• What the task requires: Reproduce the data in its entirety, exactly as supplied.

• Input rows:
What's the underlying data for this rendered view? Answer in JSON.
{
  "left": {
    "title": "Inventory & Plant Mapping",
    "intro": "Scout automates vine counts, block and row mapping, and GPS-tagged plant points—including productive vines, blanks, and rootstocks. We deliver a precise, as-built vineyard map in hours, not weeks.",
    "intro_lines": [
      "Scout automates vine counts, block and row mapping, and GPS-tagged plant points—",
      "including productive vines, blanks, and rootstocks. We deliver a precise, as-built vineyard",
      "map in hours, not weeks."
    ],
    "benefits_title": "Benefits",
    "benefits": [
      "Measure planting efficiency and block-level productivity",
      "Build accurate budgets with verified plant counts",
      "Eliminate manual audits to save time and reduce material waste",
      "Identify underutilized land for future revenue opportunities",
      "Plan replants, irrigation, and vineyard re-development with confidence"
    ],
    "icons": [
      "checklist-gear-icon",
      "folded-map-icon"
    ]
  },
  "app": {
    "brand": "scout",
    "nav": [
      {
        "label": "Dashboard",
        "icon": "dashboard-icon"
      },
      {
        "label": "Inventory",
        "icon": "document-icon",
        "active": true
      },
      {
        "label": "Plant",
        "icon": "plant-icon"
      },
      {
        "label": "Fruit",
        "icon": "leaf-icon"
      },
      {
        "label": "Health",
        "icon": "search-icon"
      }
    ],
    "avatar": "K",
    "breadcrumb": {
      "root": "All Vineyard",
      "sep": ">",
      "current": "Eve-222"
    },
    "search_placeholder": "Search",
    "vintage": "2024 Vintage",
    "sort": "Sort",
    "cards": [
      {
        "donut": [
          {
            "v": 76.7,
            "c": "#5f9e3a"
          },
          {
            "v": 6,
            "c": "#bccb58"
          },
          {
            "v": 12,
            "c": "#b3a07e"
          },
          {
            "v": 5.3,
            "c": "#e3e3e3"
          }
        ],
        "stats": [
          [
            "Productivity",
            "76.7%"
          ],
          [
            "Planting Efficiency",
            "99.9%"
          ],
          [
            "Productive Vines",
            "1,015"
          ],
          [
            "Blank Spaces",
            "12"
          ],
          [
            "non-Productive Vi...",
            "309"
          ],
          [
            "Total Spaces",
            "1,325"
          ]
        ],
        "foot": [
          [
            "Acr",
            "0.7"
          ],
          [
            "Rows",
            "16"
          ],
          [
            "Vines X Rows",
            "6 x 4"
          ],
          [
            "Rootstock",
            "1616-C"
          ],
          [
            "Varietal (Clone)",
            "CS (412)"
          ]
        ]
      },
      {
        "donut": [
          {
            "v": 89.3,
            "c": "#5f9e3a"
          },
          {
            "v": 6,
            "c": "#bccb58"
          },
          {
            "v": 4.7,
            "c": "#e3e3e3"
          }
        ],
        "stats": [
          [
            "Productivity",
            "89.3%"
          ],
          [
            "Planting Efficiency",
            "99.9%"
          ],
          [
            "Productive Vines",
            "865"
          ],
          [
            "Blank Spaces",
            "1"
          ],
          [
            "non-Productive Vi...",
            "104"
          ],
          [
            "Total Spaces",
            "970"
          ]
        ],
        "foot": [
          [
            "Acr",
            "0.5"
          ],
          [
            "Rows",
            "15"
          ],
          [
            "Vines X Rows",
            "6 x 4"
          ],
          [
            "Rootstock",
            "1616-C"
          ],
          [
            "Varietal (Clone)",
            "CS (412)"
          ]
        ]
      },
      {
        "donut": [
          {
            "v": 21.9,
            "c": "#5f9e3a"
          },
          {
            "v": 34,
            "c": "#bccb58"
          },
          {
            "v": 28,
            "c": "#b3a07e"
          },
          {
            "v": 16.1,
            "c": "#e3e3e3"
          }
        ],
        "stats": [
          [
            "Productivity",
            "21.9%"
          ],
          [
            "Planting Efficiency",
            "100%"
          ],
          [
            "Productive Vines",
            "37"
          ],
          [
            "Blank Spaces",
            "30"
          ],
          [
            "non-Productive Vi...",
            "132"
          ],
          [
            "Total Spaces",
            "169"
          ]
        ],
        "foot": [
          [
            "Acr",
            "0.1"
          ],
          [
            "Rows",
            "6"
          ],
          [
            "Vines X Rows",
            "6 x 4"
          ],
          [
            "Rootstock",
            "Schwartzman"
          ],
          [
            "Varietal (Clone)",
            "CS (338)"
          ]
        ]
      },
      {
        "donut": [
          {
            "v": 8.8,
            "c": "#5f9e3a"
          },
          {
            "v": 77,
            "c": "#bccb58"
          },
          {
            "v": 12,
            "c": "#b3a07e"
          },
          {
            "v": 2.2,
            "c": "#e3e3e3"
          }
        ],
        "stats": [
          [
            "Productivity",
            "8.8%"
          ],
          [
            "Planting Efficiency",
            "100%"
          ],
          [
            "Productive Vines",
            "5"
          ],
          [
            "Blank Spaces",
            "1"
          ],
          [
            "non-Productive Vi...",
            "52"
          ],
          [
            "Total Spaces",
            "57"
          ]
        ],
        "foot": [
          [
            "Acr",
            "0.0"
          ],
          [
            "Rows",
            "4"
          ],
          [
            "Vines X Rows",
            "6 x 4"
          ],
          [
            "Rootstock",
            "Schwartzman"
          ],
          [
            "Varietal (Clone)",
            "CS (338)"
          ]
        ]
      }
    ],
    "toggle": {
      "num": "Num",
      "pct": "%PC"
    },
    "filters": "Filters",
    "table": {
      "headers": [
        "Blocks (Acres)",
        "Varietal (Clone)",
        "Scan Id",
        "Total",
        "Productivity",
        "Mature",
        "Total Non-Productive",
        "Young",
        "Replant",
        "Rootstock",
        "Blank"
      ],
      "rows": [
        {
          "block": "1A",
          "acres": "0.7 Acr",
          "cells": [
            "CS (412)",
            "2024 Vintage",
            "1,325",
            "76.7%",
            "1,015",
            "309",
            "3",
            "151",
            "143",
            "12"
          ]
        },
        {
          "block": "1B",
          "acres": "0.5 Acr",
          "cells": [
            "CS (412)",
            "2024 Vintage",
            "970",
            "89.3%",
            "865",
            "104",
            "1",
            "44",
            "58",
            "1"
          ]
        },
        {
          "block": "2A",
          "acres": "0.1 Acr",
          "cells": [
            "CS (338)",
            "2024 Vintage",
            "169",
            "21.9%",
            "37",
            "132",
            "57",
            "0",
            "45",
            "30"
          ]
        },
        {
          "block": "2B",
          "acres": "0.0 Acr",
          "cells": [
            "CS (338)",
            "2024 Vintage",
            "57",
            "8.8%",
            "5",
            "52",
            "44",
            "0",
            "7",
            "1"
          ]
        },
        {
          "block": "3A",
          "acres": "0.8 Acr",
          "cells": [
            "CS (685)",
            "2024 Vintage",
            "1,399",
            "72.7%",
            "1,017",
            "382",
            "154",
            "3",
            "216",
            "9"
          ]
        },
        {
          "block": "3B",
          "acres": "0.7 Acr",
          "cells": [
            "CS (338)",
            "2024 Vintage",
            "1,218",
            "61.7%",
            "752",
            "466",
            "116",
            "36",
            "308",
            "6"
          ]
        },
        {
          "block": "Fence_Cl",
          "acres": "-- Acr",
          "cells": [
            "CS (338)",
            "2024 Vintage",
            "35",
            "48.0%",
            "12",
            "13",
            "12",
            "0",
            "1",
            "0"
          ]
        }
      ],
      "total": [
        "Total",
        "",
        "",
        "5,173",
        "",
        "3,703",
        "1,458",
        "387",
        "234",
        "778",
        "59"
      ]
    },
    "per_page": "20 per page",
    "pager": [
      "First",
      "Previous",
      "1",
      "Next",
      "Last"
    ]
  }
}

• Response to this task:
What's the underlying data for this rendered view? Answer in JSON.
{
  "left": {
    "title": "Inventory & Plant Mapping",
    "intro": "Scout automates vine counts, block and row mapping, and GPS-tagged plant points—including productive vines, blanks, and rootstocks. We deliver a precise, as-built vineyard map in hours, not weeks.",
    "intro_lines": [
      "Scout automates vine counts, block and row mapping, and GPS-tagged plant points—",
      "including productive vines, blanks, and rootstocks. We deliver a precise, as-built vineyard",
      "map in hours, not weeks."
    ],
    "benefits_title": "Benefits",
    "benefits": [
      "Measure planting efficiency and block-level productivity",
      "Build accurate budgets with verified plant counts",
      "Eliminate manual audits to save time and reduce material waste",
      "Identify underutilized land for future revenue opportunities",
      "Plan replants, irrigation, and vineyard re-development with confidence"
    ],
    "icons": [
      "checklist-gear-icon",
      "folded-map-icon"
    ]
  },
  "app": {
    "brand": "scout",
    "nav": [
      {
        "label": "Dashboard",
        "icon": "dashboard-icon"
      },
      {
        "label": "Inventory",
        "icon": "document-icon",
        "active": true
      },
      {
        "label": "Plant",
        "icon": "plant-icon"
      },
      {
        "label": "Fruit",
        "icon": "leaf-icon"
      },
      {
        "label": "Health",
        "icon": "search-icon"
      }
    ],
    "avatar": "K",
    "breadcrumb": {
      "root": "All Vineyard",
      "sep": ">",
      "current": "Eve-222"
    },
    "search_placeholder": "Search",
    "vintage": "2024 Vintage",
    "sort": "Sort",
    "cards": [
      {
        "donut": [
          {
            "v": 76.7,
            "c": "#5f9e3a"
          },
          {
            "v": 6,
            "c": "#bccb58"
          },
          {
            "v": 12,
            "c": "#b3a07e"
          },
          {
            "v": 5.3,
            "c": "#e3e3e3"
          }
        ],
        "stats": [
          [
            "Productivity",
            "76.7%"
          ],
          [
            "Planting Efficiency",
            "99.9%"
          ],
          [
            "Productive Vines",
            "1,015"
          ],
          [
            "Blank Spaces",
            "12"
          ],
          [
            "non-Productive Vi...",
            "309"
          ],
          [
            "Total Spaces",
            "1,325"
          ]
        ],
        "foot": [
          [
            "Acr",
            "0.7"
          ],
          [
            "Rows",
            "16"
          ],
          [
            "Vines X Rows",
            "6 x 4"
          ],
          [
            "Rootstock",
            "1616-C"
          ],
          [
            "Varietal (Clone)",
            "CS (412)"
          ]
        ]
      },
      {
        "donut": [
          {
            "v": 89.3,
            "c": "#5f9e3a"
          },
          {
            "v": 6,
            "c": "#bccb58"
          },
          {
            "v": 4.7,
            "c": "#e3e3e3"
          }
        ],
        "stats": [
          [
            "Productivity",
            "89.3%"
          ],
          [
            "Planting Efficiency",
            "99.9%"
          ],
          [
            "Productive Vines",
            "865"
          ],
          [
            "Blank Spaces",
            "1"
          ],
          [
            "non-Productive Vi...",
            "104"
          ],
          [
            "Total Spaces",
            "970"
          ]
        ],
        "foot": [
          [
            "Acr",
            "0.5"
          ],
          [
            "Rows",
            "15"
          ],
          [
            "Vines X Rows",
            "6 x 4"
          ],
          [
            "Rootstock",
            "1616-C"
          ],
          [
            "Varietal (Clone)",
            "CS (412)"
          ]
        ]
      },
      {
        "donut": [
          {
            "v": 21.9,
            "c": "#5f9e3a"
          },
          {
            "v": 34,
            "c": "#bccb58"
          },
          {
            "v": 28,
            "c": "#b3a07e"
          },
          {
            "v": 16.1,
            "c": "#e3e3e3"
          }
        ],
        "stats": [
          [
            "Productivity",
            "21.9%"
          ],
          [
            "Planting Efficiency",
            "100%"
          ],
          [
            "Productive Vines",
            "37"
          ],
          [
            "Blank Spaces",
            "30"
          ],
          [
            "non-Productive Vi...",
            "132"
          ],
          [
            "Total Spaces",
            "169"
          ]
        ],
        "foot": [
          [
            "Acr",
            "0.1"
          ],
          [
            "Rows",
            "6"
          ],
          [
            "Vines X Rows",
            "6 x 4"
          ],
          [
            "Rootstock",
            "Schwartzman"
          ],
          [
            "Varietal (Clone)",
            "CS (338)"
          ]
        ]
      },
      {
        "donut": [
          {
            "v": 8.8,
            "c": "#5f9e3a"
          },
          {
            "v": 77,
            "c": "#bccb58"
          },
          {
            "v": 12,
            "c": "#b3a07e"
          },
          {
            "v": 2.2,
            "c": "#e3e3e3"
          }
        ],
        "stats": [
          [
            "Productivity",
            "8.8%"
          ],
          [
            "Planting Efficiency",
            "100%"
          ],
          [
            "Productive Vines",
            "5"
          ],
          [
            "Blank Spaces",
            "1"
          ],
          [
            "non-Productive Vi...",
            "52"
          ],
          [
            "Total Spaces",
            "57"
          ]
        ],
        "foot": [
          [
            "Acr",
            "0.0"
          ],
          [
            "Rows",
            "4"
          ],
          [
            "Vines X Rows",
            "6 x 4"
          ],
          [
            "Rootstock",
            "Schwartzman"
          ],
          [
            "Varietal (Clone)",
            "CS (338)"
          ]
        ]
      }
    ],
    "toggle": {
      "num": "Num",
      "pct": "%PC"
    },
    "filters": "Filters",
    "table": {
      "headers": [
        "Blocks (Acres)",
        "Varietal (Clone)",
        "Scan Id",
        "Total",
        "Productivity",
        "Mature",
        "Total Non-Productive",
        "Young",
        "Replant",
        "Rootstock",
        "Blank"
      ],
      "rows": [
        {
          "block": "1A",
          "acres": "0.7 Acr",
          "cells": [
            "CS (412)",
            "2024 Vintage",
            "1,325",
            "76.7%",
            "1,015",
            "309",
            "3",
            "151",
            "143",
            "12"
          ]
        },
        {
          "block": "1B",
          "acres": "0.5 Acr",
          "cells": [
            "CS (412)",
            "2024 Vintage",
            "970",
            "89.3%",
            "865",
            "104",
            "1",
            "44",
            "58",
            "1"
          ]
        },
        {
          "block": "2A",
          "acres": "0.1 Acr",
          "cells": [
            "CS (338)",
            "2024 Vintage",
            "169",
            "21.9%",
            "37",
            "132",
            "57",
            "0",
            "45",
            "30"
          ]
        },
        {
          "block": "2B",
          "acres": "0.0 Acr",
          "cells": [
            "CS (338)",
            "2024 Vintage",
            "57",
            "8.8%",
            "5",
            "52",
            "44",
            "0",
            "7",
            "1"
          ]
        },
        {
          "block": "3A",
          "acres": "0.8 Acr",
          "cells": [
            "CS (685)",
            "2024 Vintage",
            "1,399",
            "72.7%",
            "1,017",
            "382",
            "154",
            "3",
            "216",
            "9"
          ]
        },
        {
          "block": "3B",
          "acres": "0.7 Acr",
          "cells": [
            "CS (338)",
            "2024 Vintage",
            "1,218",
            "61.7%",
            "752",
            "466",
            "116",
            "36",
            "308",
            "6"
          ]
        },
        {
          "block": "Fence_Cl",
          "acres": "-- Acr",
          "cells": [
            "CS (338)",
            "2024 Vintage",
            "35",
            "48.0%",
            "12",
            "13",
            "12",
            "0",
            "1",
            "0"
          ]
        }
      ],
      "total": [
        "Total",
        "",
        "",
        "5,173",
        "",
        "3,703",
        "1,458",
        "387",
        "234",
        "778",
        "59"
      ]
    },
    "per_page": "20 per page",
    "pager": [
      "First",
      "Previous",
      "1",
      "Next",
      "Last"
    ]
  }
}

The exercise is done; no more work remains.